Objective
Take the data below and repeat it exactly.

Supplied information
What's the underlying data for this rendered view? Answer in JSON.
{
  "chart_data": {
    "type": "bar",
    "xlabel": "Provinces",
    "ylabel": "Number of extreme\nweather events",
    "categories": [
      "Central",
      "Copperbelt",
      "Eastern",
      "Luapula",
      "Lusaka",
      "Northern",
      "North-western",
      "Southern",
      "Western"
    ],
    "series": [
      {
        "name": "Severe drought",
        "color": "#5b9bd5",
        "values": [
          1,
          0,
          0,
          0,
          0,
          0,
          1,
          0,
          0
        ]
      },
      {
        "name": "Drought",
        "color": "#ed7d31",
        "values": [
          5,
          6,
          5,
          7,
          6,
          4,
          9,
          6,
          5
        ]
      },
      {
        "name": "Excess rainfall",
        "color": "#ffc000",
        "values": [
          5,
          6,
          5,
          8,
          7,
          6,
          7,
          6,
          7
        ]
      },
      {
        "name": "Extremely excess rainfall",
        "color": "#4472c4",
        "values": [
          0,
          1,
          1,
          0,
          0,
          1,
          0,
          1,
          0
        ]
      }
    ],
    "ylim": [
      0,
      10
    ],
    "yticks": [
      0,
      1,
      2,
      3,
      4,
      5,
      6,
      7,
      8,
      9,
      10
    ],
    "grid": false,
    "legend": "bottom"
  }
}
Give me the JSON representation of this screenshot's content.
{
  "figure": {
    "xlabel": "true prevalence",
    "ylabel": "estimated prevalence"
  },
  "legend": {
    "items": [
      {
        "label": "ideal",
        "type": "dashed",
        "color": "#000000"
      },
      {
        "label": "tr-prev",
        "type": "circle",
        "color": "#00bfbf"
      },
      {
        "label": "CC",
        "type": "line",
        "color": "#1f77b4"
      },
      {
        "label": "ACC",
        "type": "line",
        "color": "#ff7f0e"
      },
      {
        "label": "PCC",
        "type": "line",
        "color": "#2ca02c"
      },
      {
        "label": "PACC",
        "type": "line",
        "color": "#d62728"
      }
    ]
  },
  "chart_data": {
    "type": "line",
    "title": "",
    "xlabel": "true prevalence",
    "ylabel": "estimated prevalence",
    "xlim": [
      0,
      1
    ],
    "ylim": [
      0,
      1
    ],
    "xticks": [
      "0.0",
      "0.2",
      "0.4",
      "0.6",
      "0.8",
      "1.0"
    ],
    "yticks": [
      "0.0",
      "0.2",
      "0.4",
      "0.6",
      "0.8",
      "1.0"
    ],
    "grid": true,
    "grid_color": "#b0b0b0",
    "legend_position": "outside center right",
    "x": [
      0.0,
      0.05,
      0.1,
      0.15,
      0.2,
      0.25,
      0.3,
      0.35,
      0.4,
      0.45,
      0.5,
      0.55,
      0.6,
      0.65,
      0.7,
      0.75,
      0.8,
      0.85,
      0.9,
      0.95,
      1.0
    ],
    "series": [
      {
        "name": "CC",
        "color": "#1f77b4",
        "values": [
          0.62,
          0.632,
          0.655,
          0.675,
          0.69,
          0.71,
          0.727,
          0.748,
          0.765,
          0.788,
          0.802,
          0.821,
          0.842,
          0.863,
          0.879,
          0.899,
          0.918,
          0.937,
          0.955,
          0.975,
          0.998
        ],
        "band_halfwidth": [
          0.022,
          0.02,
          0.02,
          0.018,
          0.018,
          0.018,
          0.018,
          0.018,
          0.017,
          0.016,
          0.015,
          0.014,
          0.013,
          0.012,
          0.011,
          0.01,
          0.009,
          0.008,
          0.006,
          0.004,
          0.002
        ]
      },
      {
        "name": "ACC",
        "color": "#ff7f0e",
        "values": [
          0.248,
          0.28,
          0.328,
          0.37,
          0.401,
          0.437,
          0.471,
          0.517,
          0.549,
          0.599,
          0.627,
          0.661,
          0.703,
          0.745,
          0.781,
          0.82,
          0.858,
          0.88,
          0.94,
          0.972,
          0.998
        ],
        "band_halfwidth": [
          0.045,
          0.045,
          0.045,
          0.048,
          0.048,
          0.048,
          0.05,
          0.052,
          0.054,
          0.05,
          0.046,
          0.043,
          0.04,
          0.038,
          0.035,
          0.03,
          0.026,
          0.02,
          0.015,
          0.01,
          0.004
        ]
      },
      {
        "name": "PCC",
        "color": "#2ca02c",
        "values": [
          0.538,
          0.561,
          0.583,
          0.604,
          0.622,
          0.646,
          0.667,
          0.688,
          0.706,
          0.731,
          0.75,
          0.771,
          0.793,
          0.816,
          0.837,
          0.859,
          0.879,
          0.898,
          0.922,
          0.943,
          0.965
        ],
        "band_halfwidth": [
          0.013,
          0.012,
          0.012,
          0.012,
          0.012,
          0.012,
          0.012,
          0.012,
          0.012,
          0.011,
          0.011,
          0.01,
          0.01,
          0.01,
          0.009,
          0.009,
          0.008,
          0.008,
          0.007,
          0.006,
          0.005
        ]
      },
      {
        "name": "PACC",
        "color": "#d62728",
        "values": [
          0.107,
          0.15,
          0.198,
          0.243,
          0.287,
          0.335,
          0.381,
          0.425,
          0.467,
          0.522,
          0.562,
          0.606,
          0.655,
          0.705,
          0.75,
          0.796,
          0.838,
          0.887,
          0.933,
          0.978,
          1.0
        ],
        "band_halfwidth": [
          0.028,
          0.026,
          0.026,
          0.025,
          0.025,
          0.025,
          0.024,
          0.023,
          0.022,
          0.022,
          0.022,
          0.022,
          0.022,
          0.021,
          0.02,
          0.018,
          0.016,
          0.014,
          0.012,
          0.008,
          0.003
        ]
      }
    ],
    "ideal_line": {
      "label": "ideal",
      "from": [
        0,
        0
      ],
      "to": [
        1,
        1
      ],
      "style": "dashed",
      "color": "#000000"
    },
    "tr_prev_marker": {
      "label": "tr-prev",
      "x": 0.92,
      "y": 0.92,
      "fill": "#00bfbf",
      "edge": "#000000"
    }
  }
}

Solution to this task
What's the underlying data for this rendered view? Answer in JSON.
{
  "chart_data": {
    "type": "bar",
    "xlabel": "Provinces",
    "ylabel": "Number of extreme\nweather events",
    "categories": [
      "Central",
      "Copperbelt",
      "Eastern",
      "Luapula",
      "Lusaka",
      "Northern",
      "North-western",
      "Southern",
      "Western"
    ],
    "series": [
      {
        "name": "Severe drought",
        "color": "#5b9bd5",
        "values": [
          1,
          0,
          0,
          0,
          0,
          0,
          1,
          0,
          0
        ]
      },
      {
        "name": "Drought",
        "color": "#ed7d31",
        "values": [
          5,
          6,
          5,
          7,
          6,
          4,
          9,
          6,
          5
        ]
      },
      {
        "name": "Excess rainfall",
        "color": "#ffc000",
        "values": [
          5,
          6,
          5,
          8,
          7,
          6,
          7,
          6,
          7
        ]
      },
      {
        "name": "Extremely excess rainfall",
        "color": "#4472c4",
        "values": [
          0,
          1,
          1,
          0,
          0,
          1,
          0,
          1,
          0
        ]
      }
    ],
    "ylim": [
      0,
      10
    ],
    "yticks": [
      0,
      1,
      2,
      3,
      4,
      5,
      6,
      7,
      8,
      9,
      10
    ],
    "grid": false,
    "legend": "bottom"
  }
}
Give me the JSON representation of this screenshot's content.
{
  "figure": {
    "xlabel": "true prevalence",
    "ylabel": "estimated prevalence"
  },
  "legend": {
    "items": [
      {
        "label": "ideal",
        "type": "dashed",
        "color": "#000000"
      },
      {
        "label": "tr-prev",
        "type": "circle",
        "color": "#00bfbf"
      },
      {
        "label": "CC",
        "type": "line",
        "color": "#1f77b4"
      },
      {
        "label": "ACC",
        "type": "line",
        "color": "#ff7f0e"
      },
      {
        "label": "PCC",
        "type": "line",
        "color": "#2ca02c"
      },
      {
        "label": "PACC",
        "type": "line",
        "color": "#d62728"
      }
    ]
  },
  "chart_data": {
    "type": "line",
    "title": "",
    "xlabel": "true prevalence",
    "ylabel": "estimated prevalence",
    "xlim": [
      0,
      1
    ],
    "ylim": [
      0,
      1
    ],
    "xticks": [
      "0.0",
      "0.2",
      "0.4",
      "0.6",
      "0.8",
      "1.0"
    ],
    "yticks": [
      "0.0",
      "0.2",
      "0.4",
      "0.6",
      "0.8",
      "1.0"
    ],
    "grid": true,
    "grid_color": "#b0b0b0",
    "legend_position": "outside center right",
    "x": [
      0.0,
      0.05,
      0.1,
      0.15,
      0.2,
      0.25,
      0.3,
      0.35,
      0.4,
      0.45,
      0.5,
      0.55,
      0.6,
      0.65,
      0.7,
      0.75,
      0.8,
      0.85,
      0.9,
      0.95,
      1.0
    ],
    "series": [
      {
        "name": "CC",
        "color": "#1f77b4",
        "values": [
          0.62,
          0.632,
          0.655,
          0.675,
          0.69,
          0.71,
          0.727,
          0.748,
          0.765,
          0.788,
          0.802,
          0.821,
          0.842,
          0.863,
          0.879,
          0.899,
          0.918,
          0.937,
          0.955,
          0.975,
          0.998
        ],
        "band_halfwidth": [
          0.022,
          0.02,
          0.02,
          0.018,
          0.018,
          0.018,
          0.018,
          0.018,
          0.017,
          0.016,
          0.015,
          0.014,
          0.013,
          0.012,
          0.011,
          0.01,
          0.009,
          0.008,
          0.006,
          0.004,
          0.002
        ]
      },
      {
        "name": "ACC",
        "color": "#ff7f0e",
        "values": [
          0.248,
          0.28,
          0.328,
          0.37,
          0.401,
          0.437,
          0.471,
          0.517,
          0.549,
          0.599,
          0.627,
          0.661,
          0.703,
          0.745,
          0.781,
          0.82,
          0.858,
          0.88,
          0.94,
          0.972,
          0.998
        ],
        "band_halfwidth": [
          0.045,
          0.045,
          0.045,
          0.048,
          0.048,
          0.048,
          0.05,
          0.052,
          0.054,
          0.05,
          0.046,
          0.043,
          0.04,
          0.038,
          0.035,
          0.03,
          0.026,
          0.02,
          0.015,
          0.01,
          0.004
        ]
      },
      {
        "name": "PCC",
        "color": "#2ca02c",
        "values": [
          0.538,
          0.561,
          0.583,
          0.604,
          0.622,
          0.646,
          0.667,
          0.688,
          0.706,
          0.731,
          0.75,
          0.771,
          0.793,
          0.816,
          0.837,
          0.859,
          0.879,
          0.898,
          0.922,
          0.943,
          0.965
        ],
        "band_halfwidth": [
          0.013,
          0.012,
          0.012,
          0.012,
          0.012,
          0.012,
          0.012,
          0.012,
          0.012,
          0.011,
          0.011,
          0.01,
          0.01,
          0.01,
          0.009,
          0.009,
          0.008,
          0.008,
          0.007,
          0.006,
          0.005
        ]
      },
      {
        "name": "PACC",
        "color": "#d62728",
        "values": [
          0.107,
          0.15,
          0.198,
          0.243,
          0.287,
          0.335,
          0.381,
          0.425,
          0.467,
          0.522,
          0.562,
          0.606,
          0.655,
          0.705,
          0.75,
          0.796,
          0.838,
          0.887,
          0.933,
          0.978,
          1.0
        ],
        "band_halfwidth": [
          0.028,
          0.026,
          0.026,
          0.025,
          0.025,
          0.025,
          0.024,
          0.023,
          0.022,
          0.022,
          0.022,
          0.022,
          0.022,
          0.021,
          0.02,
          0.018,
          0.016,
          0.014,
          0.012,
          0.008,
          0.003
        ]
      }
    ],
    "ideal_line": {
      "label": "ideal",
      "from": [
        0,
        0
      ],
      "to": [
        1,
        1
      ],
      "style": "dashed",
      "color": "#000000"
    },
    "tr_prev_marker": {
      "label": "tr-prev",
      "x": 0.92,
      "y": 0.92,
      "fill": "#00bfbf",
      "edge": "#000000"
    }
  }
}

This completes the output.